**INSTRUCTIONS FOR THE TASK:** Wherever the word "предоставлении" appears in the entries, copy the whole line.

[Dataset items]
------------------------------------------------------------------------

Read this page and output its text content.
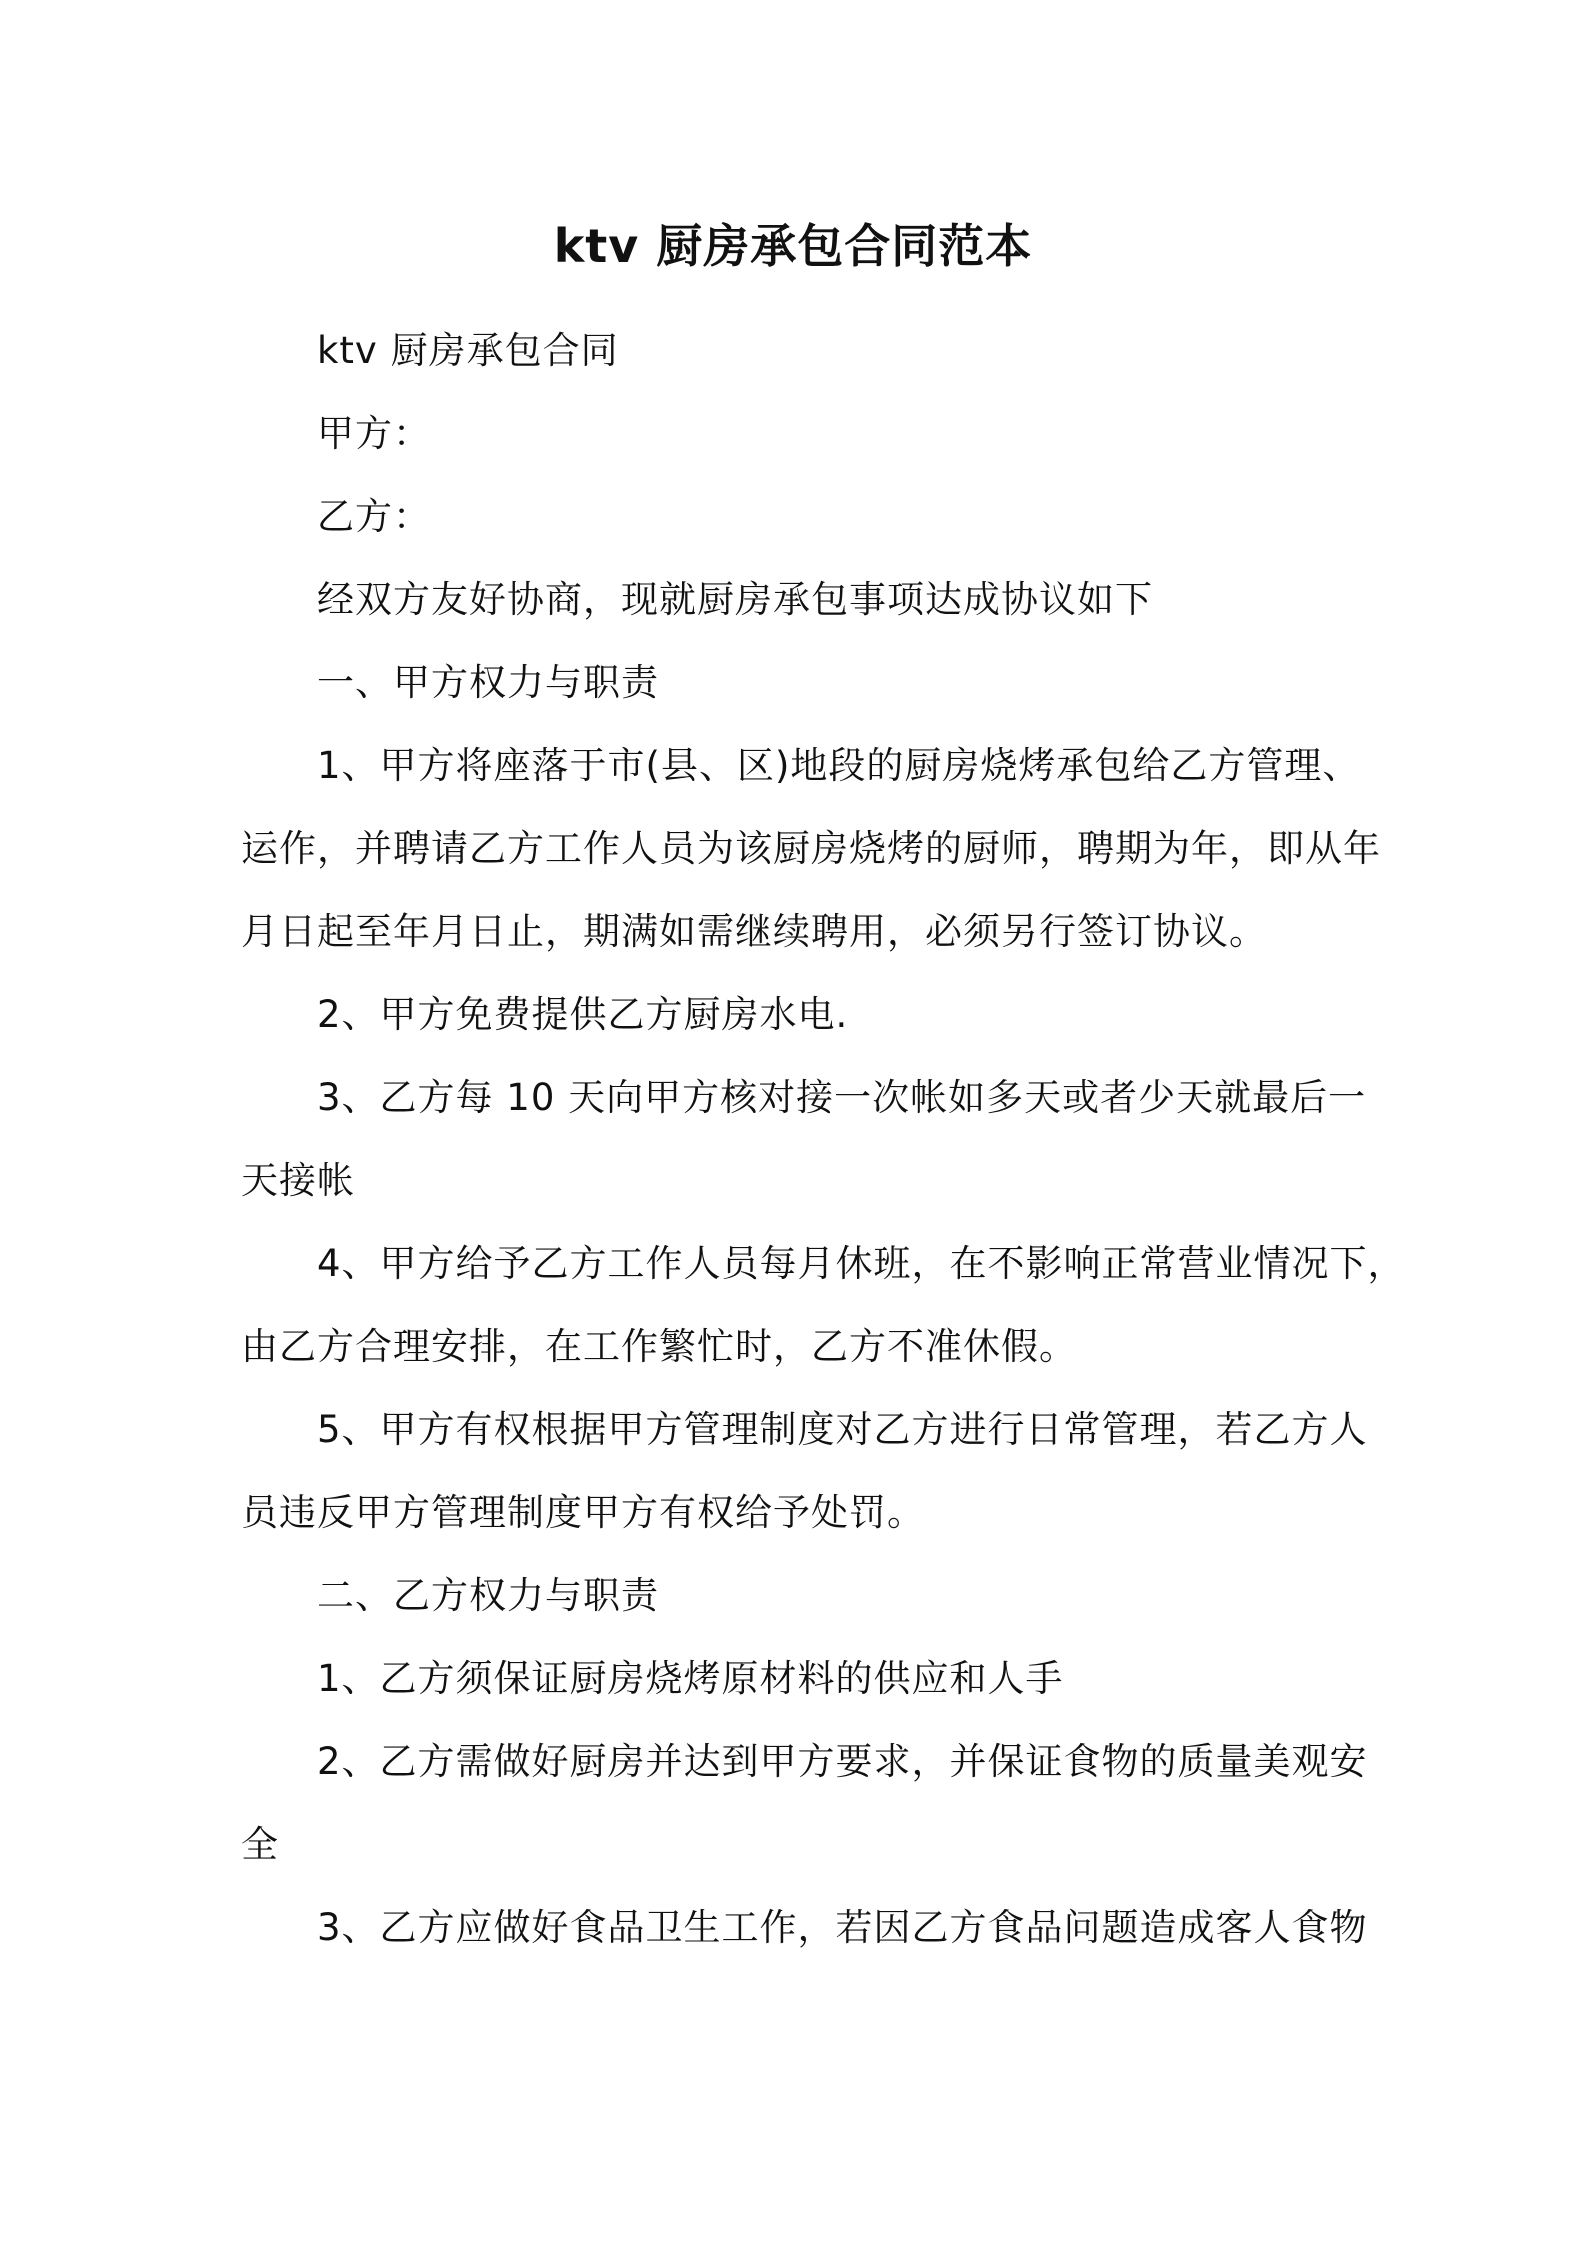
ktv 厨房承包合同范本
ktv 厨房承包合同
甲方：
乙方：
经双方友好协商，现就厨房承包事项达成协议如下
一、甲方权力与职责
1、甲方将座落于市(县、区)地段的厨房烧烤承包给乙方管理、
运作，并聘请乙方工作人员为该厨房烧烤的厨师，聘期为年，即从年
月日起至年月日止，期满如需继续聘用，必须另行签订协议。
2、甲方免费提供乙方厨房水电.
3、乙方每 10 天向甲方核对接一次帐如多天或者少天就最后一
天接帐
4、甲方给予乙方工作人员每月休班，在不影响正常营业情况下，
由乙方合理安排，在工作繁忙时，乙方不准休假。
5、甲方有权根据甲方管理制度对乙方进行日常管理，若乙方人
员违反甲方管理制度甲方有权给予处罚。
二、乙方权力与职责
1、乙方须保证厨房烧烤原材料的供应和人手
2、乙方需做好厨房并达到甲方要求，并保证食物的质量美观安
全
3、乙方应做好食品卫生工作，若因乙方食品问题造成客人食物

------------------------------------------------------------------------

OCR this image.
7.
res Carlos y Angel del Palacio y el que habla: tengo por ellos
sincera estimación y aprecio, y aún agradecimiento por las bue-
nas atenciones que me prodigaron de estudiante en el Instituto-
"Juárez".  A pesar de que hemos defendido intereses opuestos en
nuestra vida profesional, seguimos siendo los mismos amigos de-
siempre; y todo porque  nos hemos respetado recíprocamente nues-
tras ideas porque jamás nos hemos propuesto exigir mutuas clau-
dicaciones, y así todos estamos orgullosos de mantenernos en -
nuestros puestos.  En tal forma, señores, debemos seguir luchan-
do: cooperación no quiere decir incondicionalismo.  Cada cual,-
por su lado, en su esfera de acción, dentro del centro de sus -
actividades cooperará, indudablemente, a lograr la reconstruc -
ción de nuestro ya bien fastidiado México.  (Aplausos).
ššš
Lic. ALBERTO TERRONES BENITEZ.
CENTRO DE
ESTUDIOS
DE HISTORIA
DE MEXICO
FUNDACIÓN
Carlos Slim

------------------------------------------------------------------------

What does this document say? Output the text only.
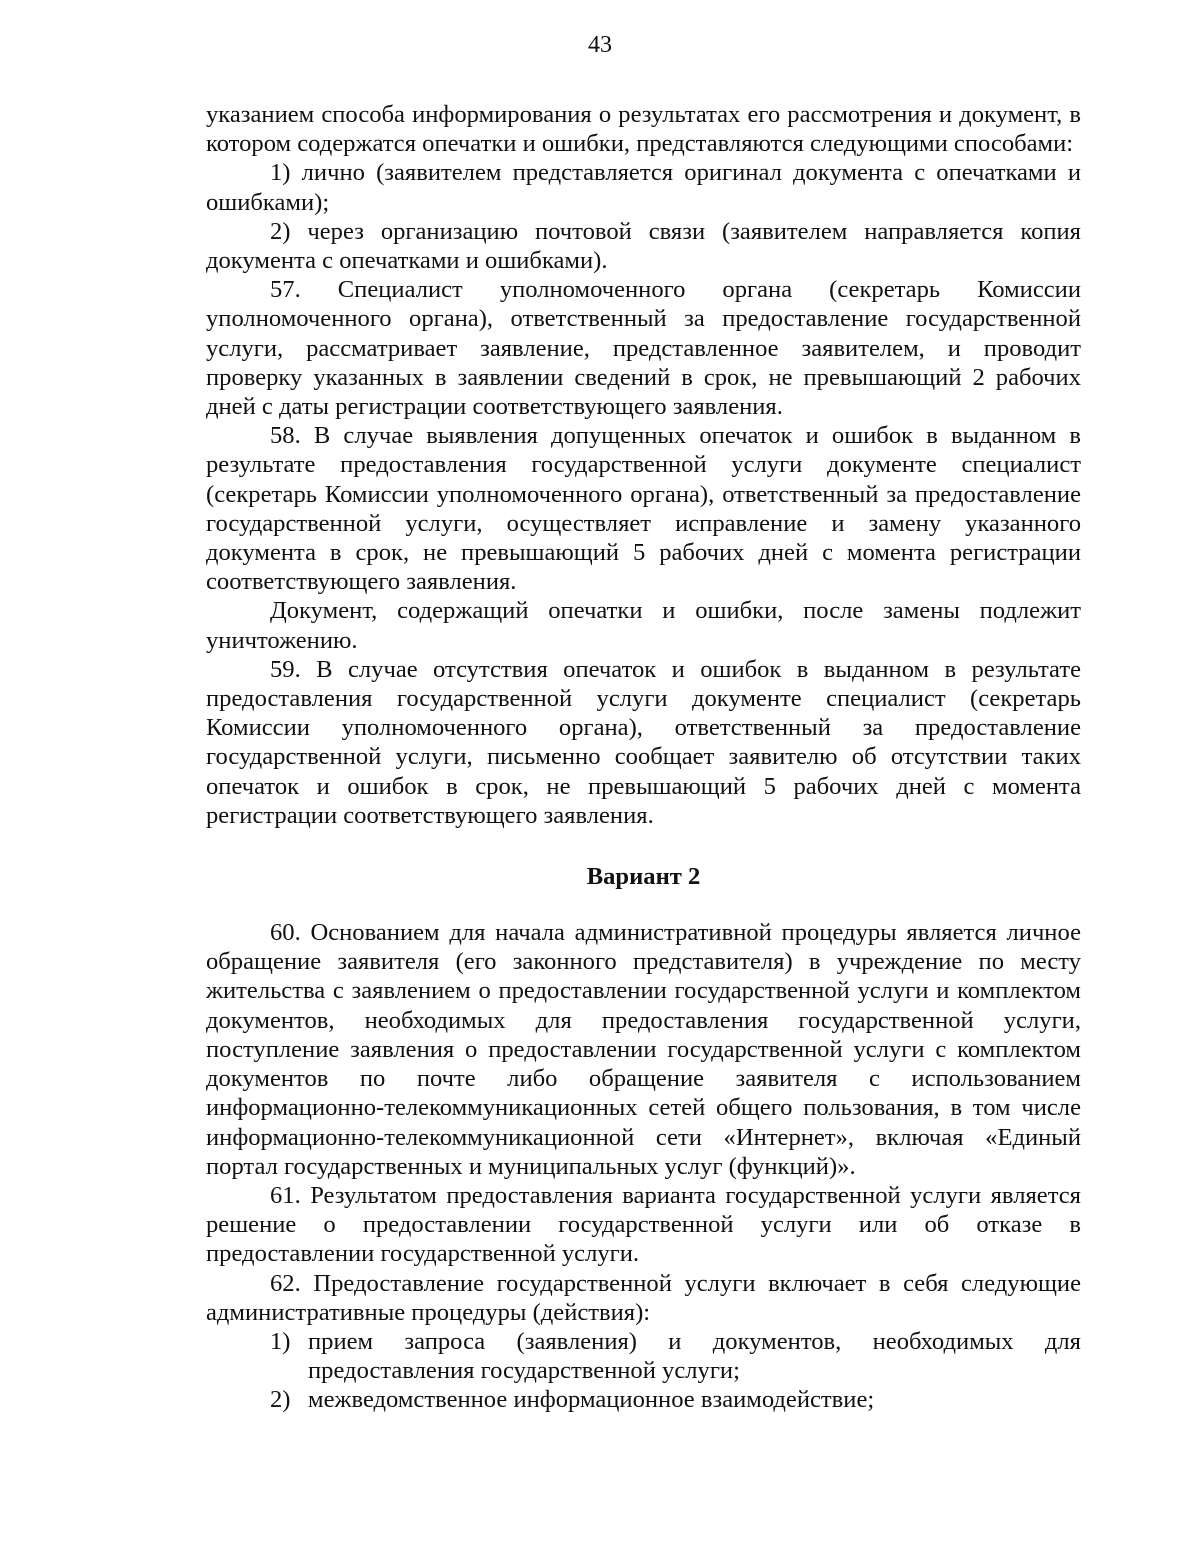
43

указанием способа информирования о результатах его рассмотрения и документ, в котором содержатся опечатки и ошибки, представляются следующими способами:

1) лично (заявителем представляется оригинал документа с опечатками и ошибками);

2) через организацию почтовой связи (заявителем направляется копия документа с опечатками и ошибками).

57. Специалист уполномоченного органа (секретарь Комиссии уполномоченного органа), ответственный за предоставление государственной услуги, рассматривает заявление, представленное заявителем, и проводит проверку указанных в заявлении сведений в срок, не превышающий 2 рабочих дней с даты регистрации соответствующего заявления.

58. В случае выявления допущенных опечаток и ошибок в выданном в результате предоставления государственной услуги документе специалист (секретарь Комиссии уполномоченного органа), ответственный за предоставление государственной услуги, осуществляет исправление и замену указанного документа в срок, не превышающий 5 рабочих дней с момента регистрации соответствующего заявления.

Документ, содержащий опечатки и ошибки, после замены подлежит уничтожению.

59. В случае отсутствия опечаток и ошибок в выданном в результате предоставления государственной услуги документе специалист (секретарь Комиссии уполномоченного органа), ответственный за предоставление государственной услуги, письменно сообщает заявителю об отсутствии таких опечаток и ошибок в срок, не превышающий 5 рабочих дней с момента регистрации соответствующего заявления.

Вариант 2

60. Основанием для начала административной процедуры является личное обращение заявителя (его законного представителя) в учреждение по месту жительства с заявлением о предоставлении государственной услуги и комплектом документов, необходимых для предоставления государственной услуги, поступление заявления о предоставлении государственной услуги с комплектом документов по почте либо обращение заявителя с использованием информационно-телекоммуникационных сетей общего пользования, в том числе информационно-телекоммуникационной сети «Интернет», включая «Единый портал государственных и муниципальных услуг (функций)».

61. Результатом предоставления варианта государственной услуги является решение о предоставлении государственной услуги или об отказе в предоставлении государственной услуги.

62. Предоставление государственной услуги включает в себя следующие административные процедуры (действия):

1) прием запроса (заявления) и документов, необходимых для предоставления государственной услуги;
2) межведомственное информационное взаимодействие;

------------------------------------------------------------------------

**REPLY TO THE EXERCISE:**
60. Основанием для начала административной процедуры является личное обращение заявителя (его законного представителя) в учреждение по месту жительства с заявлением о предоставлении государственной услуги и комплектом документов, необходимых для предоставления государственной услуги, поступление заявления о предоставлении государственной услуги с комплектом документов по почте либо обращение заявителя с использованием информационно-телекоммуникационных сетей общего пользования, в том числе информационно-телекоммуникационной сети «Интернет», включая «Единый портал государственных и муниципальных услуг (функций)».
61. Результатом предоставления варианта государственной услуги является решение о предоставлении государственной услуги или об отказе в предоставлении государственной услуги.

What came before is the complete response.